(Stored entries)
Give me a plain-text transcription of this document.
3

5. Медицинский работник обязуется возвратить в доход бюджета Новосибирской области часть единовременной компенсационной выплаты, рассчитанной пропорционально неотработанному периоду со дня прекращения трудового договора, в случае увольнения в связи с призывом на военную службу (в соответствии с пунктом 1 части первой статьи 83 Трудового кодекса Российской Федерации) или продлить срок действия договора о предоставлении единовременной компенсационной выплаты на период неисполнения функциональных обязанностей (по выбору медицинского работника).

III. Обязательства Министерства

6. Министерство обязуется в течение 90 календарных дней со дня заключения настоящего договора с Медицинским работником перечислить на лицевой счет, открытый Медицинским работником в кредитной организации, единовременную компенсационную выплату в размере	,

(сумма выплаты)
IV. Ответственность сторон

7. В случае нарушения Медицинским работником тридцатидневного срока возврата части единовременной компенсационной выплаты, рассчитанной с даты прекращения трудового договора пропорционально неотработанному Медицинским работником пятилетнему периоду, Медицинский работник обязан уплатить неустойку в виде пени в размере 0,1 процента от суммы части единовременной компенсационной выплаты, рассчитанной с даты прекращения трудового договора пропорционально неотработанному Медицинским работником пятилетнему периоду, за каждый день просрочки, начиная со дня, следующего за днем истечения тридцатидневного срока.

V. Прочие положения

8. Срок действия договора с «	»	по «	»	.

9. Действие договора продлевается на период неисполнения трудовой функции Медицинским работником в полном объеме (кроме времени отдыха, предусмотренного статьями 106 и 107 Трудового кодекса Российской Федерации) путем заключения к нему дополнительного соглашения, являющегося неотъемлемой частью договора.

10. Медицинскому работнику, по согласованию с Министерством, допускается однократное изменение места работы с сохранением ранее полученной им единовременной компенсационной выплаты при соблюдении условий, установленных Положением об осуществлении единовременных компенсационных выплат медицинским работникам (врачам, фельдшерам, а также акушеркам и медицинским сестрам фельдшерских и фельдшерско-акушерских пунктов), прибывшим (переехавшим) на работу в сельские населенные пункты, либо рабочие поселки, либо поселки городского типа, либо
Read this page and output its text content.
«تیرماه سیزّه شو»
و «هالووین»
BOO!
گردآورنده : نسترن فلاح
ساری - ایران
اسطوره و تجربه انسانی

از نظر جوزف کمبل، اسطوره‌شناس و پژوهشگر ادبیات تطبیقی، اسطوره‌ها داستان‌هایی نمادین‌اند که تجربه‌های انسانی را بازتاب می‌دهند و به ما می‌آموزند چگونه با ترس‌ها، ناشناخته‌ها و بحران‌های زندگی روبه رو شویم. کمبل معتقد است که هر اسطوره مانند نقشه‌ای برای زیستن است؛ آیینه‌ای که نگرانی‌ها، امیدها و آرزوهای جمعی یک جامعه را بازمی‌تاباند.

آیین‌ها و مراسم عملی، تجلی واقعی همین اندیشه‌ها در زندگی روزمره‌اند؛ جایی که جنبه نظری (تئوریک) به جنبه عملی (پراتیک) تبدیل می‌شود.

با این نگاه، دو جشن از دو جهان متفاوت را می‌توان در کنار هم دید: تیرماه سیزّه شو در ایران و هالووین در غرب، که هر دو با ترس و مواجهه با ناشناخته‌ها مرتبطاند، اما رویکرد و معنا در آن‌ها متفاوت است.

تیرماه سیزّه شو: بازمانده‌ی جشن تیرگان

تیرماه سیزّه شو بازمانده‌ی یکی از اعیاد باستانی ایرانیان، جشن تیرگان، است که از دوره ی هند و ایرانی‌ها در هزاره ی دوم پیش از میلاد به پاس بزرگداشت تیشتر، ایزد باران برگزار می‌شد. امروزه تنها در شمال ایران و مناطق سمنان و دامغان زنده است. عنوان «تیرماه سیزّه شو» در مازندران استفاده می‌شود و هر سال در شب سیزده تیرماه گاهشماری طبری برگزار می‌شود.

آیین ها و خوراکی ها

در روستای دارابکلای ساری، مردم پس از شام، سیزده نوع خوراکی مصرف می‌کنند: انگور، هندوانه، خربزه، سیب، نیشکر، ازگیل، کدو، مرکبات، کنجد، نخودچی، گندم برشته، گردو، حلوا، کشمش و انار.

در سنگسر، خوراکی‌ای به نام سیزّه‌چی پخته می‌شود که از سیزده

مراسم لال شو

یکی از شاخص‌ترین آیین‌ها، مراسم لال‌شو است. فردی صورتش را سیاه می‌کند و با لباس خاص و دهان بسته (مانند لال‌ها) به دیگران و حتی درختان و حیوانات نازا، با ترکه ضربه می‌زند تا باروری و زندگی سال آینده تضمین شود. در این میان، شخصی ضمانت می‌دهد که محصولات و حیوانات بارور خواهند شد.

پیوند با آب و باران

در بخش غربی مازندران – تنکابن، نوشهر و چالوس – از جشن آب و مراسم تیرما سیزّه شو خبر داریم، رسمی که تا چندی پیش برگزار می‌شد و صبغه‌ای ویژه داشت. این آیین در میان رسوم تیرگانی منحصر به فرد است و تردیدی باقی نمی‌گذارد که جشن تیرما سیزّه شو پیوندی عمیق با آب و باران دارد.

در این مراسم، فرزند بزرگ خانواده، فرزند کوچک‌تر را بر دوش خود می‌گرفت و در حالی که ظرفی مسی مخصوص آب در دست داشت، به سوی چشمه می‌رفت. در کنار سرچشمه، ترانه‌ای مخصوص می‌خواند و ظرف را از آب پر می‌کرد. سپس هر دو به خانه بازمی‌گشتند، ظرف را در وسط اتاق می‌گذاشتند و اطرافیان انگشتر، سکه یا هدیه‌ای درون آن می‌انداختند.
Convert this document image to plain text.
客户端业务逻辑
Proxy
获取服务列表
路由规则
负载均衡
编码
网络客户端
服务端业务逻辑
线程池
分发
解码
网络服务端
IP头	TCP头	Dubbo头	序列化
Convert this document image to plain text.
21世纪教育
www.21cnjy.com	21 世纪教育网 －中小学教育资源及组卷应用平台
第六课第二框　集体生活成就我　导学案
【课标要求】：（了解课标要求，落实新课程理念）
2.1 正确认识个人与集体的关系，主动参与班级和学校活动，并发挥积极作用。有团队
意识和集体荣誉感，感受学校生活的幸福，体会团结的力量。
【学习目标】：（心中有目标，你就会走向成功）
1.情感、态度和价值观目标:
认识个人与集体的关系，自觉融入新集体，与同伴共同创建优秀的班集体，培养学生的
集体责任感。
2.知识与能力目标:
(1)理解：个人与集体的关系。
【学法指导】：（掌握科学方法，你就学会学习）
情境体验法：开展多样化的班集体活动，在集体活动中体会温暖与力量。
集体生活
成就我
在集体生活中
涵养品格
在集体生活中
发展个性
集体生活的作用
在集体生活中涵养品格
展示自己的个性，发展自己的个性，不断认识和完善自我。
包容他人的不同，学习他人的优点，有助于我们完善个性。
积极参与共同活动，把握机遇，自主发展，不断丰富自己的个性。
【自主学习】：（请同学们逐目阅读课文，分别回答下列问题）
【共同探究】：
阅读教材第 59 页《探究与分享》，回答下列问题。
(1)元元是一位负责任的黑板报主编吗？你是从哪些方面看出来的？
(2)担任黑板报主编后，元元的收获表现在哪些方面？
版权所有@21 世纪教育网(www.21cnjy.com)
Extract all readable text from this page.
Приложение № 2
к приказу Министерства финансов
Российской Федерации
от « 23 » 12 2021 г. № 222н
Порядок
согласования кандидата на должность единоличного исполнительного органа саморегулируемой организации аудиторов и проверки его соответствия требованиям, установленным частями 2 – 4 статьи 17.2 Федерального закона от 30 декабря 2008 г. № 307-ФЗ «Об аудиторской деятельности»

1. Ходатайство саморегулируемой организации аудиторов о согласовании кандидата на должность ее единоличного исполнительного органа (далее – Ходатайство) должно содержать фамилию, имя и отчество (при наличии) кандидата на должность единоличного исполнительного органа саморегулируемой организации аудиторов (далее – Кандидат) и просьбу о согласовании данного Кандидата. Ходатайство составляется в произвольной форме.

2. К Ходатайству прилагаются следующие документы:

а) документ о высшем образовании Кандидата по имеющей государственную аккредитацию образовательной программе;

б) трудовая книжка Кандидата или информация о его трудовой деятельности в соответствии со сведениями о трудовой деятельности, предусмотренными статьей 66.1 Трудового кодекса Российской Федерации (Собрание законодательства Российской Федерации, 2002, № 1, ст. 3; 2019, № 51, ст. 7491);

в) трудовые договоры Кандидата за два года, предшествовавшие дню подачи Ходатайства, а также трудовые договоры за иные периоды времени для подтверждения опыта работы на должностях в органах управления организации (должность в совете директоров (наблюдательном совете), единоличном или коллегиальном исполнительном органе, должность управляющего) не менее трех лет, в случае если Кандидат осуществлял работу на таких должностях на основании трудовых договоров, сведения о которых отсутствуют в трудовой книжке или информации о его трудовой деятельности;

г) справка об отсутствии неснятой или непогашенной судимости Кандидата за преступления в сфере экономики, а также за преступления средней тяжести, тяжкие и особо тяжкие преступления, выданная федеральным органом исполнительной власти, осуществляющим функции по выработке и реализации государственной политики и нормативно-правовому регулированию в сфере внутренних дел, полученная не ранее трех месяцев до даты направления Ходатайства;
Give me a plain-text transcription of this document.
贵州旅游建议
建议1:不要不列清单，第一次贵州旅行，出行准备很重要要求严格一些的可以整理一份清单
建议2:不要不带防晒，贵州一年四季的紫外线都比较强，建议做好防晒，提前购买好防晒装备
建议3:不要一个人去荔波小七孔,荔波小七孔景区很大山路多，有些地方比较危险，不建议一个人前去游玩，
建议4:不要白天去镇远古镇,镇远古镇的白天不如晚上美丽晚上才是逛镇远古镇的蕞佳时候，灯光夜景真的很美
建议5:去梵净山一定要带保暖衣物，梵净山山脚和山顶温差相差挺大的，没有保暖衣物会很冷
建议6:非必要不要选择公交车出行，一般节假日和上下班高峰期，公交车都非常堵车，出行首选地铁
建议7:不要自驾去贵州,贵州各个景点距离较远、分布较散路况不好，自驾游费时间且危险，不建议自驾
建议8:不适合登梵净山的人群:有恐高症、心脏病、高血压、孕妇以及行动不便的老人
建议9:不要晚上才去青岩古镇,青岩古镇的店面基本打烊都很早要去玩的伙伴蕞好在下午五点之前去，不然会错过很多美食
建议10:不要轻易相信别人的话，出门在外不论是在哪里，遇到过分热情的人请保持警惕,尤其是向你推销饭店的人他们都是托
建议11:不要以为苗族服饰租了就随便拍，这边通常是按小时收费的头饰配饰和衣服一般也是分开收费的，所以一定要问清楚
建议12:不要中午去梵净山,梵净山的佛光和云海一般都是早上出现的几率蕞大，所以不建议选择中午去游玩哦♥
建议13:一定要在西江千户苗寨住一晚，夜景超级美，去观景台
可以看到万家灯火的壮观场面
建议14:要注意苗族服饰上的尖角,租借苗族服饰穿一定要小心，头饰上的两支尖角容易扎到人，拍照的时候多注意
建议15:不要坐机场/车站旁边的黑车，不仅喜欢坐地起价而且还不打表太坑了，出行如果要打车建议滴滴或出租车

▶ [INSTRUCTIONS TO FOLLOW]:
Check each line of the records for "Медицинский" and copy the ones that contain it.

▶ [SOLUTION TO THE EXERCISE]:
5. Медицинский работник обязуется возвратить в доход бюджета Новосибирской области часть единовременной компенсационной выплаты, рассчитанной пропорционально неотработанному периоду со дня прекращения трудового договора, в случае увольнения в связи с призывом на военную службу (в соответствии с пунктом 1 части первой статьи 83 Трудового кодекса Российской Федерации) или продлить срок действия договора о предоставлении единовременной компенсационной выплаты на период неисполнения функциональных обязанностей (по выбору медицинского работника).
7. В случае нарушения Медицинским работником тридцатидневного срока возврата части единовременной компенсационной выплаты, рассчитанной с даты прекращения трудового договора пропорционально неотработанному Медицинским работником пятилетнему периоду, Медицинский работник обязан уплатить неустойку в виде пени в размере 0,1 процента от суммы части единовременной компенсационной выплаты, рассчитанной с даты прекращения трудового договора пропорционально неотработанному Медицинским работником пятилетнему периоду, за каждый день просрочки, начиная со дня, следующего за днем истечения тридцатидневного срока.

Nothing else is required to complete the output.